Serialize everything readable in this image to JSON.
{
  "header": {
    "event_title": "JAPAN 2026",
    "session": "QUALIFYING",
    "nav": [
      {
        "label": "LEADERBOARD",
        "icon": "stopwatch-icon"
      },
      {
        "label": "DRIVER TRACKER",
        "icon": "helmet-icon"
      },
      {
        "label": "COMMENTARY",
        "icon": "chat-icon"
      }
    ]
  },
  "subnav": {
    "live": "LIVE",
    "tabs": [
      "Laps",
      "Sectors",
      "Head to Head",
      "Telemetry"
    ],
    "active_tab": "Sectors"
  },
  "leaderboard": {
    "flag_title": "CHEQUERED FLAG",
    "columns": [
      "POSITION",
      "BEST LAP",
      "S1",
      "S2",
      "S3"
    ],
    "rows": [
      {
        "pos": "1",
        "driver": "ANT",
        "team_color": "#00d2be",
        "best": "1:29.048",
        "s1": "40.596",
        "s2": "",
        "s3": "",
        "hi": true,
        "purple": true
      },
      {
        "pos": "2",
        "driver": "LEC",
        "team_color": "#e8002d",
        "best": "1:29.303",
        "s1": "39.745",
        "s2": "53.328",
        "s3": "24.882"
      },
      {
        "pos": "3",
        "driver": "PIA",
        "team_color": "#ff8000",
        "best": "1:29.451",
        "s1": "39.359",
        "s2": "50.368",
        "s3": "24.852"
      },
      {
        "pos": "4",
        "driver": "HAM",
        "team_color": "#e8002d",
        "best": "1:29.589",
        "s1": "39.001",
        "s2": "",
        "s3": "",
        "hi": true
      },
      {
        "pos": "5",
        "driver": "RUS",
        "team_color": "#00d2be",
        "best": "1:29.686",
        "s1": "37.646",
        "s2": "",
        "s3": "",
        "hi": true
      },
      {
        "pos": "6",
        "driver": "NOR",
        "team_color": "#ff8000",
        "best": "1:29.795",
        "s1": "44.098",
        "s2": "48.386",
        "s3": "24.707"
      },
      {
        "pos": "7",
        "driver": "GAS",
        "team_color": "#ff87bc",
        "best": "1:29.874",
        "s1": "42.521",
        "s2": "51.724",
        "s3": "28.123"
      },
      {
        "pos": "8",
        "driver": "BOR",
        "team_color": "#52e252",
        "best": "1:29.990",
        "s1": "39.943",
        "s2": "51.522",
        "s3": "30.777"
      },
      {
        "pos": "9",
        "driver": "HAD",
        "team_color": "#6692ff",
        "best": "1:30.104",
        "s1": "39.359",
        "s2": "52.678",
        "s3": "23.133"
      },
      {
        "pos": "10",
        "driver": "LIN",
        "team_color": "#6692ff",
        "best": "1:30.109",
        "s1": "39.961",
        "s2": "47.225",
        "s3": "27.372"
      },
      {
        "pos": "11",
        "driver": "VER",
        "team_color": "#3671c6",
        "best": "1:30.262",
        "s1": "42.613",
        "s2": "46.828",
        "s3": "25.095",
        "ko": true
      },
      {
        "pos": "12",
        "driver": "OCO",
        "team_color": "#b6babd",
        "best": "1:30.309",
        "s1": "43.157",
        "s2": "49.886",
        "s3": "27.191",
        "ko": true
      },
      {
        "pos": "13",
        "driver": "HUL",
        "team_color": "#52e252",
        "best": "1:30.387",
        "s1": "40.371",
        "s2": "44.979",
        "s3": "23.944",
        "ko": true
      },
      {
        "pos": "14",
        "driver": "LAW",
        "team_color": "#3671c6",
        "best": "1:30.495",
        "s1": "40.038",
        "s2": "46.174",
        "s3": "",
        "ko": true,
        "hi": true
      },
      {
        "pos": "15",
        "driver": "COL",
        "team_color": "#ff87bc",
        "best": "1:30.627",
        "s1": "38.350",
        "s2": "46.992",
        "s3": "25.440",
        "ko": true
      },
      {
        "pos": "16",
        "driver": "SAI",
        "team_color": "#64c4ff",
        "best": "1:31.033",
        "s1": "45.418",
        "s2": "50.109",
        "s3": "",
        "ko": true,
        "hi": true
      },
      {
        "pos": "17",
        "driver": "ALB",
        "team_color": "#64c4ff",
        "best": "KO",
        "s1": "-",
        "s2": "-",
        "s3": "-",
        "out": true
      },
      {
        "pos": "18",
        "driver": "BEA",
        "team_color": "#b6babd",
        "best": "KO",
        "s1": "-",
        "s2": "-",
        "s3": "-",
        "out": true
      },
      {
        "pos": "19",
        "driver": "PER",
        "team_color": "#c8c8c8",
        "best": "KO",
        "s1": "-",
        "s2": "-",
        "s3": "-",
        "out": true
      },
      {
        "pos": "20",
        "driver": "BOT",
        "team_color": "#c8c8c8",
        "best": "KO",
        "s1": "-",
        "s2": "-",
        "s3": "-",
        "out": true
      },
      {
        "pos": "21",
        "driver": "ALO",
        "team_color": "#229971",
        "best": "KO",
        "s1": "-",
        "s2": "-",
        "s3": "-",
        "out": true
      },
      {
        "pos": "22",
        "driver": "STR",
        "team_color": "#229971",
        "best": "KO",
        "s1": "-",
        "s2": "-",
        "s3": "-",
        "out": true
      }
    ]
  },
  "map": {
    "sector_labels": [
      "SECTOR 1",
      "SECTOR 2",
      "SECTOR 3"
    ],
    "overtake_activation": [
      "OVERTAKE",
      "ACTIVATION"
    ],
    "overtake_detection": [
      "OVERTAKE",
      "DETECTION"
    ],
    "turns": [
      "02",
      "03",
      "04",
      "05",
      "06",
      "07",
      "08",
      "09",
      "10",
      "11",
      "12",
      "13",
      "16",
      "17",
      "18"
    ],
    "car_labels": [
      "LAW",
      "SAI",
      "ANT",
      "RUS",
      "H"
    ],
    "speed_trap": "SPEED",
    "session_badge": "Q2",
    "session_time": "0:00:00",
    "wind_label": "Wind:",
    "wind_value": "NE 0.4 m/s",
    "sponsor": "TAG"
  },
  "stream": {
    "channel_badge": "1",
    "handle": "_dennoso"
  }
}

Objective: Reproduce all of the entries word for word.

Answer to this exercise:
Serialize everything readable in this image to JSON.
{
  "header": {
    "event_title": "JAPAN 2026",
    "session": "QUALIFYING",
    "nav": [
      {
        "label": "LEADERBOARD",
        "icon": "stopwatch-icon"
      },
      {
        "label": "DRIVER TRACKER",
        "icon": "helmet-icon"
      },
      {
        "label": "COMMENTARY",
        "icon": "chat-icon"
      }
    ]
  },
  "subnav": {
    "live": "LIVE",
    "tabs": [
      "Laps",
      "Sectors",
      "Head to Head",
      "Telemetry"
    ],
    "active_tab": "Sectors"
  },
  "leaderboard": {
    "flag_title": "CHEQUERED FLAG",
    "columns": [
      "POSITION",
      "BEST LAP",
      "S1",
      "S2",
      "S3"
    ],
    "rows": [
      {
        "pos": "1",
        "driver": "ANT",
        "team_color": "#00d2be",
        "best": "1:29.048",
        "s1": "40.596",
        "s2": "",
        "s3": "",
        "hi": true,
        "purple": true
      },
      {
        "pos": "2",
        "driver": "LEC",
        "team_color": "#e8002d",
        "best": "1:29.303",
        "s1": "39.745",
        "s2": "53.328",
        "s3": "24.882"
      },
      {
        "pos": "3",
        "driver": "PIA",
        "team_color": "#ff8000",
        "best": "1:29.451",
        "s1": "39.359",
        "s2": "50.368",
        "s3": "24.852"
      },
      {
        "pos": "4",
        "driver": "HAM",
        "team_color": "#e8002d",
        "best": "1:29.589",
        "s1": "39.001",
        "s2": "",
        "s3": "",
        "hi": true
      },
      {
        "pos": "5",
        "driver": "RUS",
        "team_color": "#00d2be",
        "best": "1:29.686",
        "s1": "37.646",
        "s2": "",
        "s3": "",
        "hi": true
      },
      {
        "pos": "6",
        "driver": "NOR",
        "team_color": "#ff8000",
        "best": "1:29.795",
        "s1": "44.098",
        "s2": "48.386",
        "s3": "24.707"
      },
      {
        "pos": "7",
        "driver": "GAS",
        "team_color": "#ff87bc",
        "best": "1:29.874",
        "s1": "42.521",
        "s2": "51.724",
        "s3": "28.123"
      },
      {
        "pos": "8",
        "driver": "BOR",
        "team_color": "#52e252",
        "best": "1:29.990",
        "s1": "39.943",
        "s2": "51.522",
        "s3": "30.777"
      },
      {
        "pos": "9",
        "driver": "HAD",
        "team_color": "#6692ff",
        "best": "1:30.104",
        "s1": "39.359",
        "s2": "52.678",
        "s3": "23.133"
      },
      {
        "pos": "10",
        "driver": "LIN",
        "team_color": "#6692ff",
        "best": "1:30.109",
        "s1": "39.961",
        "s2": "47.225",
        "s3": "27.372"
      },
      {
        "pos": "11",
        "driver": "VER",
        "team_color": "#3671c6",
        "best": "1:30.262",
        "s1": "42.613",
        "s2": "46.828",
        "s3": "25.095",
        "ko": true
      },
      {
        "pos": "12",
        "driver": "OCO",
        "team_color": "#b6babd",
        "best": "1:30.309",
        "s1": "43.157",
        "s2": "49.886",
        "s3": "27.191",
        "ko": true
      },
      {
        "pos": "13",
        "driver": "HUL",
        "team_color": "#52e252",
        "best": "1:30.387",
        "s1": "40.371",
        "s2": "44.979",
        "s3": "23.944",
        "ko": true
      },
      {
        "pos": "14",
        "driver": "LAW",
        "team_color": "#3671c6",
        "best": "1:30.495",
        "s1": "40.038",
        "s2": "46.174",
        "s3": "",
        "ko": true,
        "hi": true
      },
      {
        "pos": "15",
        "driver": "COL",
        "team_color": "#ff87bc",
        "best": "1:30.627",
        "s1": "38.350",
        "s2": "46.992",
        "s3": "25.440",
        "ko": true
      },
      {
        "pos": "16",
        "driver": "SAI",
        "team_color": "#64c4ff",
        "best": "1:31.033",
        "s1": "45.418",
        "s2": "50.109",
        "s3": "",
        "ko": true,
        "hi": true
      },
      {
        "pos": "17",
        "driver": "ALB",
        "team_color": "#64c4ff",
        "best": "KO",
        "s1": "-",
        "s2": "-",
        "s3": "-",
        "out": true
      },
      {
        "pos": "18",
        "driver": "BEA",
        "team_color": "#b6babd",
        "best": "KO",
        "s1": "-",
        "s2": "-",
        "s3": "-",
        "out": true
      },
      {
        "pos": "19",
        "driver": "PER",
        "team_color": "#c8c8c8",
        "best": "KO",
        "s1": "-",
        "s2": "-",
        "s3": "-",
        "out": true
      },
      {
        "pos": "20",
        "driver": "BOT",
        "team_color": "#c8c8c8",
        "best": "KO",
        "s1": "-",
        "s2": "-",
        "s3": "-",
        "out": true
      },
      {
        "pos": "21",
        "driver": "ALO",
        "team_color": "#229971",
        "best": "KO",
        "s1": "-",
        "s2": "-",
        "s3": "-",
        "out": true
      },
      {
        "pos": "22",
        "driver": "STR",
        "team_color": "#229971",
        "best": "KO",
        "s1": "-",
        "s2": "-",
        "s3": "-",
        "out": true
      }
    ]
  },
  "map": {
    "sector_labels": [
      "SECTOR 1",
      "SECTOR 2",
      "SECTOR 3"
    ],
    "overtake_activation": [
      "OVERTAKE",
      "ACTIVATION"
    ],
    "overtake_detection": [
      "OVERTAKE",
      "DETECTION"
    ],
    "turns": [
      "02",
      "03",
      "04",
      "05",
      "06",
      "07",
      "08",
      "09",
      "10",
      "11",
      "12",
      "13",
      "16",
      "17",
      "18"
    ],
    "car_labels": [
      "LAW",
      "SAI",
      "ANT",
      "RUS",
      "H"
    ],
    "speed_trap": "SPEED",
    "session_badge": "Q2",
    "session_time": "0:00:00",
    "wind_label": "Wind:",
    "wind_value": "NE 0.4 m/s",
    "sponsor": "TAG"
  },
  "stream": {
    "channel_badge": "1",
    "handle": "_dennoso"
  }
}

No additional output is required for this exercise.